Go through the material below and count the lines with the string "expresión"; the number is the whole answer.

-- Start Raw records --

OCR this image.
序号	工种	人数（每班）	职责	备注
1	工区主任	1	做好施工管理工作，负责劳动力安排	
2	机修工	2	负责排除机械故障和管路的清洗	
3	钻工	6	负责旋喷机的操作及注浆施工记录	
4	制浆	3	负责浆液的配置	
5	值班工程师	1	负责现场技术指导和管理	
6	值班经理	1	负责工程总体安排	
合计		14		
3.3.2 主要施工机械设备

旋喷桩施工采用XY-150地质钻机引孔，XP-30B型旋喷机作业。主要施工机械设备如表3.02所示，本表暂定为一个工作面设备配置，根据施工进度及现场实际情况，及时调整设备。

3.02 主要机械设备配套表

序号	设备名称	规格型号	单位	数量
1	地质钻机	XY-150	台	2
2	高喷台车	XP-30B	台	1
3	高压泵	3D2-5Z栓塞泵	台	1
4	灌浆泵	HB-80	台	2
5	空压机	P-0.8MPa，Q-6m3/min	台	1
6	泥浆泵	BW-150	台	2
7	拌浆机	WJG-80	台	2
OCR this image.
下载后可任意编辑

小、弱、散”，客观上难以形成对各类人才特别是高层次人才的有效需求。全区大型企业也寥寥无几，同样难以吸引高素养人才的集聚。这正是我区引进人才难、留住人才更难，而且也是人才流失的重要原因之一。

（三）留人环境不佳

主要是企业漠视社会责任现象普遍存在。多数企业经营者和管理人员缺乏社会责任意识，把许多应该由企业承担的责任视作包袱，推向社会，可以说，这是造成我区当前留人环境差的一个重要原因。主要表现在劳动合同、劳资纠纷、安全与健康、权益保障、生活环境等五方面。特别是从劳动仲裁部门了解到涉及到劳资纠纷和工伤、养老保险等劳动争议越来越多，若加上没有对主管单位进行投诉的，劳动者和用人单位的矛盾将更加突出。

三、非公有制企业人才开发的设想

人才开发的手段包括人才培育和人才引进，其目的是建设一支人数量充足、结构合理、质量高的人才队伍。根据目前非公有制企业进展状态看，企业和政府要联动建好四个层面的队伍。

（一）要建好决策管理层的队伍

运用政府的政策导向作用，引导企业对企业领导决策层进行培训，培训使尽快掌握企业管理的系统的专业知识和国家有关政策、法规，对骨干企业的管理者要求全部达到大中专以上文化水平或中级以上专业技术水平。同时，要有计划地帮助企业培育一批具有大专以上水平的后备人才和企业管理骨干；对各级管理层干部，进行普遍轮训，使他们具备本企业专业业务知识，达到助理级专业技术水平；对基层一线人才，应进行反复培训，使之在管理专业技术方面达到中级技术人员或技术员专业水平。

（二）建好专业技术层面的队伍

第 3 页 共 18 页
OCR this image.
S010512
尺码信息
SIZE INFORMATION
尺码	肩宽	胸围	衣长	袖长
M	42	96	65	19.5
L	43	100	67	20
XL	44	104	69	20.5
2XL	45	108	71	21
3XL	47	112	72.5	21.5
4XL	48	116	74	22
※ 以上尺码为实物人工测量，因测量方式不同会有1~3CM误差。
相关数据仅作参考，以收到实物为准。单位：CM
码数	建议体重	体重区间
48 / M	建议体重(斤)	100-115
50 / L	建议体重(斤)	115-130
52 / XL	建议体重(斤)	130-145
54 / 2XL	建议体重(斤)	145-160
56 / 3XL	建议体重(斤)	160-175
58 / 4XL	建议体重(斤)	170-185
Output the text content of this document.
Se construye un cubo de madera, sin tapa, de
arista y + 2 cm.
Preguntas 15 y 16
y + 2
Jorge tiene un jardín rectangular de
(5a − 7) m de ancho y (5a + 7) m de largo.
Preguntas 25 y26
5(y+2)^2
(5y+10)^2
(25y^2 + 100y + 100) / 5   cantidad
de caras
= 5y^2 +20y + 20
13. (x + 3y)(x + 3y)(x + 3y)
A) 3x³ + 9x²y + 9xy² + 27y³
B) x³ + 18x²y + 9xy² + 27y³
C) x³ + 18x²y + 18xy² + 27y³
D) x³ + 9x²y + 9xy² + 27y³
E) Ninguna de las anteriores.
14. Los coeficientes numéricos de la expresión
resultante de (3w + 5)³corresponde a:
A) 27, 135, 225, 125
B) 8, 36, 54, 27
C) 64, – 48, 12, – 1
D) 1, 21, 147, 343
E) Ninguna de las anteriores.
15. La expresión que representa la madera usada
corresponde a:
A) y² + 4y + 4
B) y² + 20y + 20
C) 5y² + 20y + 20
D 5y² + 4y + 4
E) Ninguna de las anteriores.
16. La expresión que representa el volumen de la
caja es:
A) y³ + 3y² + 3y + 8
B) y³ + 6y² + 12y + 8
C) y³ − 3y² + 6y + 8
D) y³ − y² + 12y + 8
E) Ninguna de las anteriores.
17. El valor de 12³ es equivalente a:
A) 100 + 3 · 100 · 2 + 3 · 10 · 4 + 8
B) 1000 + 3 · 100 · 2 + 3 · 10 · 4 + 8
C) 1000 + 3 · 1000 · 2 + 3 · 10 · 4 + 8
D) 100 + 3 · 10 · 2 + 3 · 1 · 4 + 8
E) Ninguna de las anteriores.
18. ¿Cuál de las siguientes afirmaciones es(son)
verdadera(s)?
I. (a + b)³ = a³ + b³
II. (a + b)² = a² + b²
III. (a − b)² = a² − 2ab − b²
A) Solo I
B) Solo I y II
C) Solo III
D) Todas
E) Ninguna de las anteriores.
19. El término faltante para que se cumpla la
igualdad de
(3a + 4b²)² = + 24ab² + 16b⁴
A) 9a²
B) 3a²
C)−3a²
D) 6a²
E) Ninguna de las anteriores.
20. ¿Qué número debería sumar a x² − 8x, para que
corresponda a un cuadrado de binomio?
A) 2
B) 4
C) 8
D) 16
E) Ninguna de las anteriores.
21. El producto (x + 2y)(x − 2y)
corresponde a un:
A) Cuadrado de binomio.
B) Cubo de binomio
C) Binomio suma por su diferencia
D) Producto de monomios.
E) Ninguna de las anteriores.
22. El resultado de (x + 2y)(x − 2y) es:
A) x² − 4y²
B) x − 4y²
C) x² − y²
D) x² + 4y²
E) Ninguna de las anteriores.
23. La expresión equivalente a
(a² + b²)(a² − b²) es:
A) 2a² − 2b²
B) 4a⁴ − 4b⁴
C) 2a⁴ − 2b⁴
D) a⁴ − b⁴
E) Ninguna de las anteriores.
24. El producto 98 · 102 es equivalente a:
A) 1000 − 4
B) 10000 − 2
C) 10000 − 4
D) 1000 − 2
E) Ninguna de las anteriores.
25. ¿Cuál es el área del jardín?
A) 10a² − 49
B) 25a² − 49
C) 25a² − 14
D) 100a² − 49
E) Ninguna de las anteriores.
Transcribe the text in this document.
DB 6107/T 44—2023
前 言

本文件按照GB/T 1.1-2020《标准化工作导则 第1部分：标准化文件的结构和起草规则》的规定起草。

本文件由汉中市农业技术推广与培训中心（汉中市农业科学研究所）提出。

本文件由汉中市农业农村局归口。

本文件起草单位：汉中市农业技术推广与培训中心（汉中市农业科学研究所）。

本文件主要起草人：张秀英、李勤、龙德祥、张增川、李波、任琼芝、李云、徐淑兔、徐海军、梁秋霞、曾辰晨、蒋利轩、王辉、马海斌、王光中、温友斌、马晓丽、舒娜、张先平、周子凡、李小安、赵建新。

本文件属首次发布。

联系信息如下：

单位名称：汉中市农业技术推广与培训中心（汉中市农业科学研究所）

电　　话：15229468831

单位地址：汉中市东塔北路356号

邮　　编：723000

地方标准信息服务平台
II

-- End Raw records --

* Written solution *
4